◆ **Collected data**:
---*---
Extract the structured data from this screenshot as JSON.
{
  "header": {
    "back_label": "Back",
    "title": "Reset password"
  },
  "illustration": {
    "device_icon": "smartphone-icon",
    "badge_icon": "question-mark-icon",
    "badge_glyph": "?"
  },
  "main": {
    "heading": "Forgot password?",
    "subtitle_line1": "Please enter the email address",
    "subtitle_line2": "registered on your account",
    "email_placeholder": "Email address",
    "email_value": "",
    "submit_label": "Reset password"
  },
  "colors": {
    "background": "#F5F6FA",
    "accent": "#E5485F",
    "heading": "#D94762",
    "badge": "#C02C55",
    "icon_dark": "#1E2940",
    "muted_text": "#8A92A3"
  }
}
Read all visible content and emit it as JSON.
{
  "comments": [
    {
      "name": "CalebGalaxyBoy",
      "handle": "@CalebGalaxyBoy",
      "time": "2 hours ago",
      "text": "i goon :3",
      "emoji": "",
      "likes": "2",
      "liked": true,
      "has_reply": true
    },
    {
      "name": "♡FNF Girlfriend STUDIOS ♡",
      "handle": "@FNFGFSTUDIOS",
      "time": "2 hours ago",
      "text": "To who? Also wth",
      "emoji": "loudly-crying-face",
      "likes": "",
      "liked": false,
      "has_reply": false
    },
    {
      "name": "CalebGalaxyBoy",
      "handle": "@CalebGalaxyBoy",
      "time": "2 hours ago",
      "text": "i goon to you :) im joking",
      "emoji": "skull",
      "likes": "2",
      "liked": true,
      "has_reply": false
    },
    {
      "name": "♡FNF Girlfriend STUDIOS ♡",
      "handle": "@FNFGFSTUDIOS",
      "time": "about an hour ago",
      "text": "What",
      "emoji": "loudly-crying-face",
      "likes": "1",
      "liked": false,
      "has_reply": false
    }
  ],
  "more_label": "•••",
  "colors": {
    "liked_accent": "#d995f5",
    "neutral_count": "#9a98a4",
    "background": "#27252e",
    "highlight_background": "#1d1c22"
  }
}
---*---
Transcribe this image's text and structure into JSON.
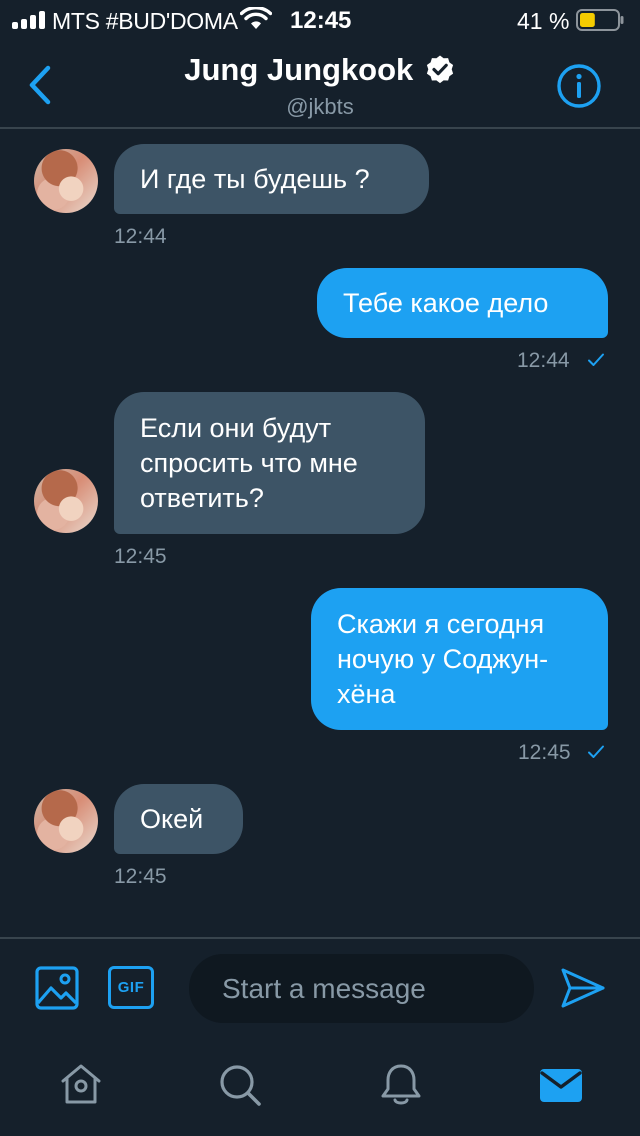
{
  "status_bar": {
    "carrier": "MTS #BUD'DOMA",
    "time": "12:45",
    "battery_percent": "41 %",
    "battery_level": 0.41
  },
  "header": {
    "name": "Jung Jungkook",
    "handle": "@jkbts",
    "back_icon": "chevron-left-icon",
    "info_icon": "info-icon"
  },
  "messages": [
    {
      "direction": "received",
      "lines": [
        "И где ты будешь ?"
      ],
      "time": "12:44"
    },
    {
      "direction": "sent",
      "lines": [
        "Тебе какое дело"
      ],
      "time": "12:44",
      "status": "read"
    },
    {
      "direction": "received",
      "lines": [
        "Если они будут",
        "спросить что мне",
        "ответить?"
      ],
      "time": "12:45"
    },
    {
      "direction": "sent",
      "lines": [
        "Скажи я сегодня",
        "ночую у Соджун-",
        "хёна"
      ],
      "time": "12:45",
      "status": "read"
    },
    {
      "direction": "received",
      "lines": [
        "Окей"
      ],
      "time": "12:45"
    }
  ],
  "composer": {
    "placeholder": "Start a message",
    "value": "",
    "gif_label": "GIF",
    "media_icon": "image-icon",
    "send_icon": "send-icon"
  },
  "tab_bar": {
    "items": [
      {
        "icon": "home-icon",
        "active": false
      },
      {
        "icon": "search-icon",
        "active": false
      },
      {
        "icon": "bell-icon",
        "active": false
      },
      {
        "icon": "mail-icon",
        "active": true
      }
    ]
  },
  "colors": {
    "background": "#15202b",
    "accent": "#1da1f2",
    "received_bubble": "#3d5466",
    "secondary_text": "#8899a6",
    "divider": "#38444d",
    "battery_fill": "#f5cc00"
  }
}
---*---
◆ **Written task**:
Say how many lines of the data include the string "goon". Nothing other than the number should be given.

◆ **Response to the exercise**:
2